--- Given exercise ---
Lines holding the string "agreed" are the ones to copy; find them all in the data.

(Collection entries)
=-=-=
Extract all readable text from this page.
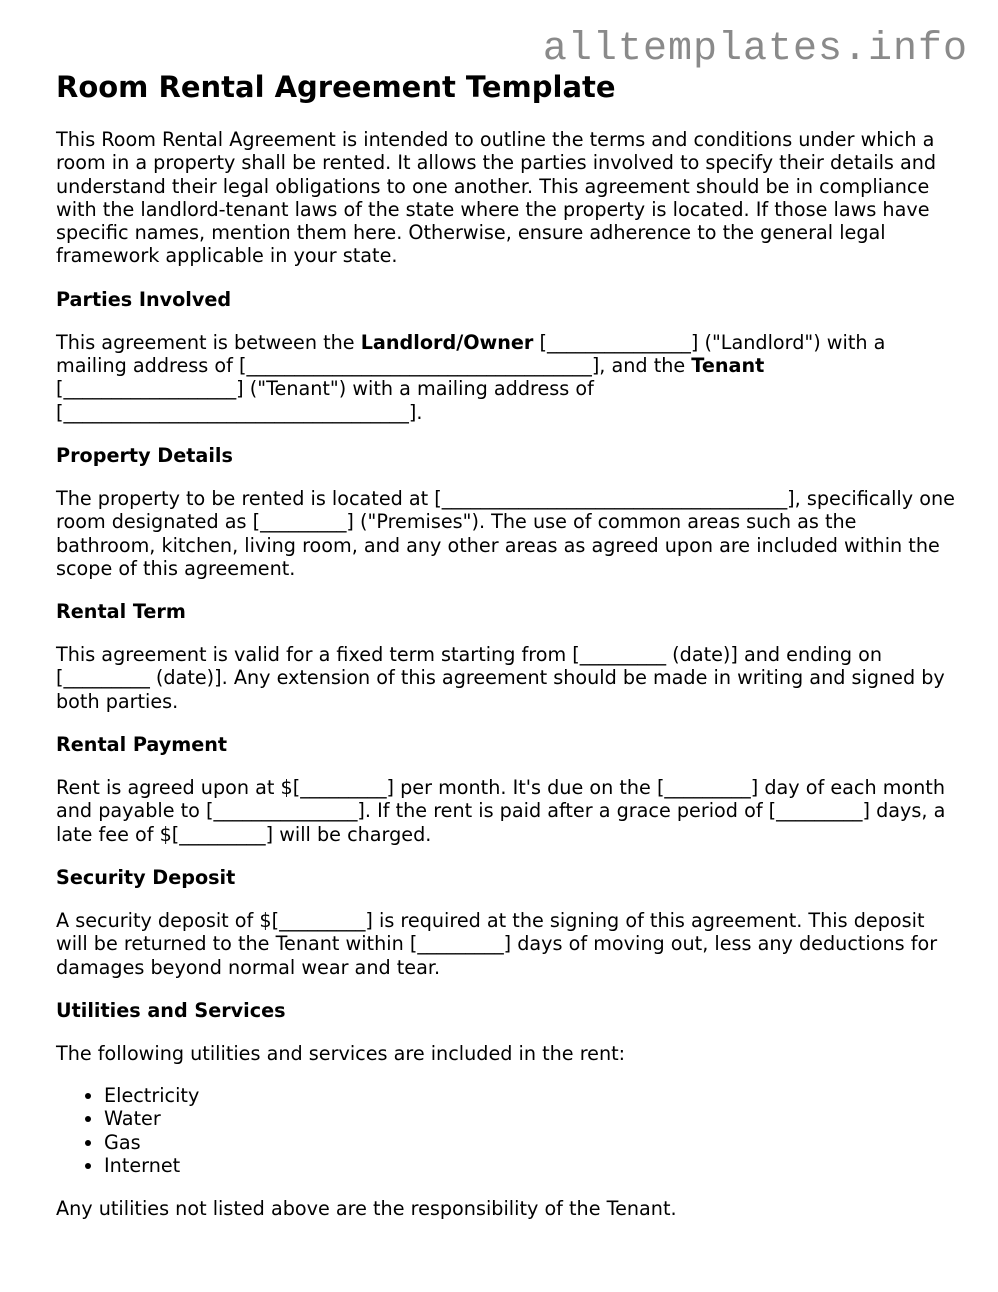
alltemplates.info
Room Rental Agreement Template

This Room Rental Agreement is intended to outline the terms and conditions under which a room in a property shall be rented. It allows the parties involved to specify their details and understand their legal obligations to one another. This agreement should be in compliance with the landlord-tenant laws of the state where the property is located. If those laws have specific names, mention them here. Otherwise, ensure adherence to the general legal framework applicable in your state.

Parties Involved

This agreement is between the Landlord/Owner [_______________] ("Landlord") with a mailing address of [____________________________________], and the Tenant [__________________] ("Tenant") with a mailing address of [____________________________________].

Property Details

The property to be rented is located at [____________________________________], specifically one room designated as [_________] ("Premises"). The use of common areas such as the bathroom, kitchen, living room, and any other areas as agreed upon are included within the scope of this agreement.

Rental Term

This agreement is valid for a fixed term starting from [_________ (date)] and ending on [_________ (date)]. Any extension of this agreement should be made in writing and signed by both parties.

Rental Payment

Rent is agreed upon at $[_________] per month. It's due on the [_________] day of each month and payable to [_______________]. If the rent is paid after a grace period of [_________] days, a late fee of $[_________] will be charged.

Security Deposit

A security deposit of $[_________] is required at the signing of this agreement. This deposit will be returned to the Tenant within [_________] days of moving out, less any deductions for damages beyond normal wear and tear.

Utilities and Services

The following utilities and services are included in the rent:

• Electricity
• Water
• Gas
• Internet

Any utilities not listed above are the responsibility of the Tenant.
=-=-=
--- Expected answer ---
The property to be rented is located at [____________________________________], specifically one room designated as [_________] ("Premises"). The use of common areas such as the bathroom, kitchen, living room, and any other areas as agreed upon are included within the scope of this agreement.
Rent is agreed upon at $[_________] per month. It's due on the [_________] day of each month and payable to [_______________]. If the rent is paid after a grace period of [_________] days, a late fee of $[_________] will be charged.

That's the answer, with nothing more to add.